> [YOUR INSTRUCTIONS] Below are the records; pull every line that includes "public".

==== SUPPLIED RECORDS

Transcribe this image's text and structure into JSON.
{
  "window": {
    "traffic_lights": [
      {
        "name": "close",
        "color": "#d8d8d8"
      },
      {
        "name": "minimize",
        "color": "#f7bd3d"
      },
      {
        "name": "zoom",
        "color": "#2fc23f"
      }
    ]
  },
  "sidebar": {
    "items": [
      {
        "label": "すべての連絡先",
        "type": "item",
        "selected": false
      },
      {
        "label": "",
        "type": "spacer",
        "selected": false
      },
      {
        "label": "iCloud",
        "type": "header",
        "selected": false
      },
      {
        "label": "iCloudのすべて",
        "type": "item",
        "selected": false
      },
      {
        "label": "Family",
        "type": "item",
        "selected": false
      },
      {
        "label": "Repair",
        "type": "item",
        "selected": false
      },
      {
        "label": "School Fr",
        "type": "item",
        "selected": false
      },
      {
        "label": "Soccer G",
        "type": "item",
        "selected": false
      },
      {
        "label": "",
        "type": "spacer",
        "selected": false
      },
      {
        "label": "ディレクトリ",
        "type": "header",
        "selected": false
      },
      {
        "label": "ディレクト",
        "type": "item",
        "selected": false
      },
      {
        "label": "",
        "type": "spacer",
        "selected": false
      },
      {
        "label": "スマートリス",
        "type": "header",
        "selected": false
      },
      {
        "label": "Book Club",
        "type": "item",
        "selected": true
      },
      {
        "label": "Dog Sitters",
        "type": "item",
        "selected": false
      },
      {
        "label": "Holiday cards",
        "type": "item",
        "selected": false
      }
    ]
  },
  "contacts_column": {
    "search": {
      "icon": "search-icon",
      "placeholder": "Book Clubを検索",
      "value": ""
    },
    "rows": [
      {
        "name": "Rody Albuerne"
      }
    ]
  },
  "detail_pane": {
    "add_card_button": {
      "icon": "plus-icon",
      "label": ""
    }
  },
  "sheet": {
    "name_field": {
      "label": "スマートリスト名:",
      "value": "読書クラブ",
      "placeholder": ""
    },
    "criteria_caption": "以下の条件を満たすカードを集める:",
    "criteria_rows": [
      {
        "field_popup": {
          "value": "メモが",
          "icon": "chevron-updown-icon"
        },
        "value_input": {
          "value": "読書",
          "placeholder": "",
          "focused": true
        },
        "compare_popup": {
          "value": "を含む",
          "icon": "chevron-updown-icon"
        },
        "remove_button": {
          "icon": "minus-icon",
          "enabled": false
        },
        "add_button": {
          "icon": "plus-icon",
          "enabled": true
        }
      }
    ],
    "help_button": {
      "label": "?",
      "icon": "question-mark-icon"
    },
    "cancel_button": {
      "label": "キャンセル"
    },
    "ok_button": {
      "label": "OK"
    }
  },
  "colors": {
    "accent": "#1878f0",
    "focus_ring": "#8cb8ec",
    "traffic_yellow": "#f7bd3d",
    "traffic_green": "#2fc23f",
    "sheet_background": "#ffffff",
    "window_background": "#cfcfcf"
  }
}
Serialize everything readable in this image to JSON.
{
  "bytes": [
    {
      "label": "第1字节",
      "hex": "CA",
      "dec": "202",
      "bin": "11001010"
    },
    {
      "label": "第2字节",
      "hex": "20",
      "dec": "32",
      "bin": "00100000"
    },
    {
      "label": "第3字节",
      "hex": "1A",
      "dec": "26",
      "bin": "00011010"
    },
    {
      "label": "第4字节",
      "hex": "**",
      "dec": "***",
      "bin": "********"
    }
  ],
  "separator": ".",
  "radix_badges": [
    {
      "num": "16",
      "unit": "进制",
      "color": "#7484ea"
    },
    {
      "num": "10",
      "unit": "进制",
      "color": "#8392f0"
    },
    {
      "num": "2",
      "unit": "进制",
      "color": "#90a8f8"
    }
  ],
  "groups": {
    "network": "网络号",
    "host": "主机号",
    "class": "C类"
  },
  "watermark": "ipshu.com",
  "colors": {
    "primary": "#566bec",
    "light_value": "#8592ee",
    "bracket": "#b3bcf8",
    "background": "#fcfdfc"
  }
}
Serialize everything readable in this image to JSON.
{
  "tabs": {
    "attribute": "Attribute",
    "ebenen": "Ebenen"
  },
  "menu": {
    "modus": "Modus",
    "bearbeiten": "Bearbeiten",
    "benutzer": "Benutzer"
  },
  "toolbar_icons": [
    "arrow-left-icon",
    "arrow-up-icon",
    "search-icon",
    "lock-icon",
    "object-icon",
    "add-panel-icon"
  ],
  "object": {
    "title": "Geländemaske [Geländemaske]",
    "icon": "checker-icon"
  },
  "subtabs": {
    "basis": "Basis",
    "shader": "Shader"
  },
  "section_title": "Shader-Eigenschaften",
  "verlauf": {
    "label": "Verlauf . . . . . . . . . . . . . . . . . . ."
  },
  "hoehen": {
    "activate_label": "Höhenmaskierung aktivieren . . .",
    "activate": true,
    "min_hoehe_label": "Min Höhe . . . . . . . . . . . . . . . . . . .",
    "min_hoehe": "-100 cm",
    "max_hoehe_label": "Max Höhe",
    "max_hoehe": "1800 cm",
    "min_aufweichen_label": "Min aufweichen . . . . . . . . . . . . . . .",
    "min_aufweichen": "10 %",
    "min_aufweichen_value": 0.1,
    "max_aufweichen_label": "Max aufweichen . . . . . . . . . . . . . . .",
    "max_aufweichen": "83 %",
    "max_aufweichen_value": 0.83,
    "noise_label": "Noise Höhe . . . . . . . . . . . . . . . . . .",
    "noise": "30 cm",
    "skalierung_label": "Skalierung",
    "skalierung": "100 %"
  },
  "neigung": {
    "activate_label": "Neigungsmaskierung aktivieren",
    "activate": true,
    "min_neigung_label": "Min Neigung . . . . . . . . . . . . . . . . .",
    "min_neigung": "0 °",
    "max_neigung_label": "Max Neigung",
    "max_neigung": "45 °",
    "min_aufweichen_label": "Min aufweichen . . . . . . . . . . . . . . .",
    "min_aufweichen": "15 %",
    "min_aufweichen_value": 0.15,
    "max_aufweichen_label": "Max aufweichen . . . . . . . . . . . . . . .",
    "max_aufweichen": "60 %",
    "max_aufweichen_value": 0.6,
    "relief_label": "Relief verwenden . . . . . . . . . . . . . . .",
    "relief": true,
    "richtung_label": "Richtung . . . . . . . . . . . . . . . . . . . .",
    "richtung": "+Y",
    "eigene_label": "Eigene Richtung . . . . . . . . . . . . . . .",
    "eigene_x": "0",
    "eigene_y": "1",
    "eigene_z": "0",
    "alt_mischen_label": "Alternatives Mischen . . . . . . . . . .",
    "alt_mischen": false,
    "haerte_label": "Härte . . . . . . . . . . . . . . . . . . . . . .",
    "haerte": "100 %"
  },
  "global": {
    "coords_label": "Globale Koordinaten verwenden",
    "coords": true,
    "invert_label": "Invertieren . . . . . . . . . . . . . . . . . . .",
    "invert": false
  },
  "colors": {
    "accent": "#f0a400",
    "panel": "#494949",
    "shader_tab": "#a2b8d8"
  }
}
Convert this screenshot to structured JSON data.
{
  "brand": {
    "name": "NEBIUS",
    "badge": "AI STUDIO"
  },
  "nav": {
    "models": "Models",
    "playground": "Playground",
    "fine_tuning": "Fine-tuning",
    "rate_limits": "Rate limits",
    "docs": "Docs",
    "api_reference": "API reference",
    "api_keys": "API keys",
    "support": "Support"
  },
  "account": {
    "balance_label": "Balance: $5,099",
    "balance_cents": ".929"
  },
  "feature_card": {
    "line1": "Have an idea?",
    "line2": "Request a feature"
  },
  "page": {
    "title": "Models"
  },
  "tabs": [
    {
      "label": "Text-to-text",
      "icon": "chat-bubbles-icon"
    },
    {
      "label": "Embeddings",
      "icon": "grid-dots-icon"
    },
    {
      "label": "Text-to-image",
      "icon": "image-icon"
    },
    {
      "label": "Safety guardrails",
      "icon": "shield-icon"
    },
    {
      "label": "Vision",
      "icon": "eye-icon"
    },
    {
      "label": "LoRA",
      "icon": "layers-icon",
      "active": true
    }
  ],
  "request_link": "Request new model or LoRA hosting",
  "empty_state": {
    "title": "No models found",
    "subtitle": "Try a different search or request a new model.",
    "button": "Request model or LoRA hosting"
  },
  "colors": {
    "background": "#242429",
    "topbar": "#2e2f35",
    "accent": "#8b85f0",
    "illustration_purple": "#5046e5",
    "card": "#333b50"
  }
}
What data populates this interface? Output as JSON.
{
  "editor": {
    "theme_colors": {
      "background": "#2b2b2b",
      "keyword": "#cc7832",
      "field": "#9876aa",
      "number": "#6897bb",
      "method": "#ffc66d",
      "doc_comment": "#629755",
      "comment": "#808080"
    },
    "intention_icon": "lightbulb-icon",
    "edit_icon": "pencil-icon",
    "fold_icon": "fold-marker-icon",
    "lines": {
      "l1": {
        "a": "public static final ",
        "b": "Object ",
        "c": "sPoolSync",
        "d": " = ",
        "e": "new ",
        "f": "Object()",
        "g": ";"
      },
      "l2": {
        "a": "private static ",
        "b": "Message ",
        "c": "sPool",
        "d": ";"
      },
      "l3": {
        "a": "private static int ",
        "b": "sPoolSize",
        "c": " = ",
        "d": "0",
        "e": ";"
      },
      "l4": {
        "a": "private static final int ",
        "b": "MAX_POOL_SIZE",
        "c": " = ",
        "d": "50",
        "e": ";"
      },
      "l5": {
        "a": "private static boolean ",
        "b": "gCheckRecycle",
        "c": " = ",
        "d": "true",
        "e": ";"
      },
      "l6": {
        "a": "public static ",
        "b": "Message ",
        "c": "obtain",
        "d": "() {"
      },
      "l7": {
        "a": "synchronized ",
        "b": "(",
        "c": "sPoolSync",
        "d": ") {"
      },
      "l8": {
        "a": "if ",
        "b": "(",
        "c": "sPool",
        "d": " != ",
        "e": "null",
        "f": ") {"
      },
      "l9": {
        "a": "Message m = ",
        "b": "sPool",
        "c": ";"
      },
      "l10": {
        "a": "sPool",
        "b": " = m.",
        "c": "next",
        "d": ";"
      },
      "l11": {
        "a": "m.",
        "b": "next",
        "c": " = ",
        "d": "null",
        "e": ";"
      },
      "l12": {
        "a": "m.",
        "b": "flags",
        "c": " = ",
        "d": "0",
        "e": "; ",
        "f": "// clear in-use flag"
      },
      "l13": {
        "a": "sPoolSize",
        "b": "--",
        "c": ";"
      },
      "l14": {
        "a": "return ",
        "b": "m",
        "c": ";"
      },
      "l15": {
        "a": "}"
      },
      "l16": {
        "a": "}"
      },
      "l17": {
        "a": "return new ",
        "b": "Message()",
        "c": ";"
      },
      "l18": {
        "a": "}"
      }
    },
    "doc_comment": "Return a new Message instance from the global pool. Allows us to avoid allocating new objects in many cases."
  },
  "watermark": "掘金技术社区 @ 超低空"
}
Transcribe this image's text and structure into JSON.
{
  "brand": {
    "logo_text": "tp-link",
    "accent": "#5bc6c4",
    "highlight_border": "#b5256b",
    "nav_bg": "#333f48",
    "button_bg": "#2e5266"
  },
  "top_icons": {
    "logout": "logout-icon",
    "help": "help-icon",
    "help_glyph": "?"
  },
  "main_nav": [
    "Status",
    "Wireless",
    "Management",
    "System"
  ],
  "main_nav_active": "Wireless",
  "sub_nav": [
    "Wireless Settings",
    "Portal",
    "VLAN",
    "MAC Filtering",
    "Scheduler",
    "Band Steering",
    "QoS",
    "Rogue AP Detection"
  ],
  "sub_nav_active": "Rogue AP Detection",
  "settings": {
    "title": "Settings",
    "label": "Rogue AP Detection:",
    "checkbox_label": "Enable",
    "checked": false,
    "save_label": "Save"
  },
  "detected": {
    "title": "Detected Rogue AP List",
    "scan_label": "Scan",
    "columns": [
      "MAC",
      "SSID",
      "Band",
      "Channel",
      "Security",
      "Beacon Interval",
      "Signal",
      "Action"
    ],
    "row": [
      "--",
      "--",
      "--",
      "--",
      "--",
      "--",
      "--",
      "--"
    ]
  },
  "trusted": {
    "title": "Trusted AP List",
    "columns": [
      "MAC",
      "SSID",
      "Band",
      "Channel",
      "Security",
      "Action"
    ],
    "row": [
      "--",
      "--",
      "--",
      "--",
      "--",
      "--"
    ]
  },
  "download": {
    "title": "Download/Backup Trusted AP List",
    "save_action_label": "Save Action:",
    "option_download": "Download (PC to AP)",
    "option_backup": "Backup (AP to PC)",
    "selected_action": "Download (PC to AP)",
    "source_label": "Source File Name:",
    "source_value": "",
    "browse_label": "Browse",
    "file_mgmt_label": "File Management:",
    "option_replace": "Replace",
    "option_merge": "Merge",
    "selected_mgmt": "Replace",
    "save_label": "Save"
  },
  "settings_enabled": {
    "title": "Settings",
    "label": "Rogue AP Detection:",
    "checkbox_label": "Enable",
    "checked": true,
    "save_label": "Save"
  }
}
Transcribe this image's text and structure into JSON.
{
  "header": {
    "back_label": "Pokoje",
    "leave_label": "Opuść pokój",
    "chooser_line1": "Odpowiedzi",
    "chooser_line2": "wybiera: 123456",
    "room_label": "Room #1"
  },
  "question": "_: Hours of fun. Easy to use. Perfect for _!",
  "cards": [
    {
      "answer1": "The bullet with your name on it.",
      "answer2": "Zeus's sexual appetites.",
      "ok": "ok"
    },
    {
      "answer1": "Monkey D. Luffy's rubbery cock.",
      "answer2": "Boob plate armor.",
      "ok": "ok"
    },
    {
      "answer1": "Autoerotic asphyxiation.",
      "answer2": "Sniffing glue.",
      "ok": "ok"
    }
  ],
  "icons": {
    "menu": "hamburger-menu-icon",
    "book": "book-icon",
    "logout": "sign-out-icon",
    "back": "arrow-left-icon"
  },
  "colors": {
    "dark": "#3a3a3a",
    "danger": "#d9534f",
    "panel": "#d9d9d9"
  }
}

========

> [FINISHED TASK]
        "a": "public static final ",
        "a": "public static ",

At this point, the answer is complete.